Stored data:
-------------------------

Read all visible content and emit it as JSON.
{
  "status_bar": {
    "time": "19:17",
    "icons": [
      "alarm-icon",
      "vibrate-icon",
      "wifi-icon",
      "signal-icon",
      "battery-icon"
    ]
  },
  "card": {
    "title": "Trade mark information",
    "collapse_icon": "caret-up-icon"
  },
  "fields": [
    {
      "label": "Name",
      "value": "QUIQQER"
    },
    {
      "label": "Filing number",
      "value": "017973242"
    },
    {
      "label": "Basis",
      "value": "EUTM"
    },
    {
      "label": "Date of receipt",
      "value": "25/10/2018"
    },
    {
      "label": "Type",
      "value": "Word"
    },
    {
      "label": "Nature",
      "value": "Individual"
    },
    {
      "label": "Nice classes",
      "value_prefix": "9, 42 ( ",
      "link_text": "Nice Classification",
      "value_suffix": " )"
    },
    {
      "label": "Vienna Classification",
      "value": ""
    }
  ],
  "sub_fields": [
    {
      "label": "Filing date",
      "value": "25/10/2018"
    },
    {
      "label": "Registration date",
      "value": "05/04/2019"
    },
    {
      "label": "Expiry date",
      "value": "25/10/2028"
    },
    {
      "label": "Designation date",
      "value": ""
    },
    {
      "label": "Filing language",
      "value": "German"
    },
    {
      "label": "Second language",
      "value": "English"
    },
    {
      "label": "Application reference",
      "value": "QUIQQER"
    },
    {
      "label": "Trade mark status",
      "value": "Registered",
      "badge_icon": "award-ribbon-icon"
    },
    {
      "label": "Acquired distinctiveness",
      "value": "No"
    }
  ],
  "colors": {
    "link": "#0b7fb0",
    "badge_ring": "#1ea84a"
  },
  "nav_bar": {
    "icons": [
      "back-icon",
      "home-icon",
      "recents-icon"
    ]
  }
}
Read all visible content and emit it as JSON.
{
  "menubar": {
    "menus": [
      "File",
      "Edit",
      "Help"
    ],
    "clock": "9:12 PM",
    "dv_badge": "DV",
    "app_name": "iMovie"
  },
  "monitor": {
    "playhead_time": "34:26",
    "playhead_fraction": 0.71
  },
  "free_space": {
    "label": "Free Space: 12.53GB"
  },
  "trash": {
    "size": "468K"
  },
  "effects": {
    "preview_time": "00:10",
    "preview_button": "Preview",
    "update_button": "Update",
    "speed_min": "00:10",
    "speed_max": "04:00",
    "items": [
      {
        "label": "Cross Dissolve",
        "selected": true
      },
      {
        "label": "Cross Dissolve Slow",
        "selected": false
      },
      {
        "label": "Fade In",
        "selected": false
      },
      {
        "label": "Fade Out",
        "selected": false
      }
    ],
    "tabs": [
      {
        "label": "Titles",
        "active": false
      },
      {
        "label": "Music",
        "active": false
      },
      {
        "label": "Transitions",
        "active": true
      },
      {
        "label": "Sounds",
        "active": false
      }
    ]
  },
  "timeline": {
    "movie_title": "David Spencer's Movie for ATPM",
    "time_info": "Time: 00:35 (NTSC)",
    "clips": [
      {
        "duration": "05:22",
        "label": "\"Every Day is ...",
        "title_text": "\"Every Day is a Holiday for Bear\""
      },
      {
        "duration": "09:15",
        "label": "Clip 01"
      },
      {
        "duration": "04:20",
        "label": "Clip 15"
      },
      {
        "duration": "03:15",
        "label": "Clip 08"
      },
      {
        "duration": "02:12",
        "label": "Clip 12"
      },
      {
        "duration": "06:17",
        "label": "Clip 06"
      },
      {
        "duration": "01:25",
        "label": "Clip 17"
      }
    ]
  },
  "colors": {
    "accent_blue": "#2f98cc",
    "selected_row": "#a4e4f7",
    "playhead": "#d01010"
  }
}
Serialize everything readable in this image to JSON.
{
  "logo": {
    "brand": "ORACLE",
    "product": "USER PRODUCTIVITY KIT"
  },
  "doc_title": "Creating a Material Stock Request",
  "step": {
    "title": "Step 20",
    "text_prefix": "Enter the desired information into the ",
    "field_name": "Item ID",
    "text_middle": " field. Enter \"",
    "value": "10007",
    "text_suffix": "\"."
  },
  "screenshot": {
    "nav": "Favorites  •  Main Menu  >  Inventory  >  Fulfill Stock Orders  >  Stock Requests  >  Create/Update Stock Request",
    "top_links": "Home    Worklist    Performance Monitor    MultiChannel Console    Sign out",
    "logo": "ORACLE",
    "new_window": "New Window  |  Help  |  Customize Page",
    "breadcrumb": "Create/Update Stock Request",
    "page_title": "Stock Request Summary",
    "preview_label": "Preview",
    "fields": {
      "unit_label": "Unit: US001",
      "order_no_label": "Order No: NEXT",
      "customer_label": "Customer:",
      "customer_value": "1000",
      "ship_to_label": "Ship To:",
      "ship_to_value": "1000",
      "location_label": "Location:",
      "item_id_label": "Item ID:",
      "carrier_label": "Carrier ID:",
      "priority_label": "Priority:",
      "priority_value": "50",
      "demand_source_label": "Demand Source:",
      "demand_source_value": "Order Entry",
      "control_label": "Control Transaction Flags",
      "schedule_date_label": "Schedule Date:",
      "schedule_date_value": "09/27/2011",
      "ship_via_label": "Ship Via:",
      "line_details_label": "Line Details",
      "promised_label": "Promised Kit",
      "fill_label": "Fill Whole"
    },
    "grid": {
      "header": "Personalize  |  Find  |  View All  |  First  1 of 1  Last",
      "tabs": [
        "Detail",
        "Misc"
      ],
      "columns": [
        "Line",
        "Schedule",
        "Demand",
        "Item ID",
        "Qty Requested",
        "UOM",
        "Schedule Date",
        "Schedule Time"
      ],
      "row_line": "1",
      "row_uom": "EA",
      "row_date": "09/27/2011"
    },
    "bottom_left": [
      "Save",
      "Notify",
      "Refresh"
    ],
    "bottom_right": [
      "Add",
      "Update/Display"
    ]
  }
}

-------------------------

# Goal
Pick out every line with the string "Help" and copy it.

# Output for this task
      "Help"
    "new_window": "New Window  |  Help  |  Customize Page",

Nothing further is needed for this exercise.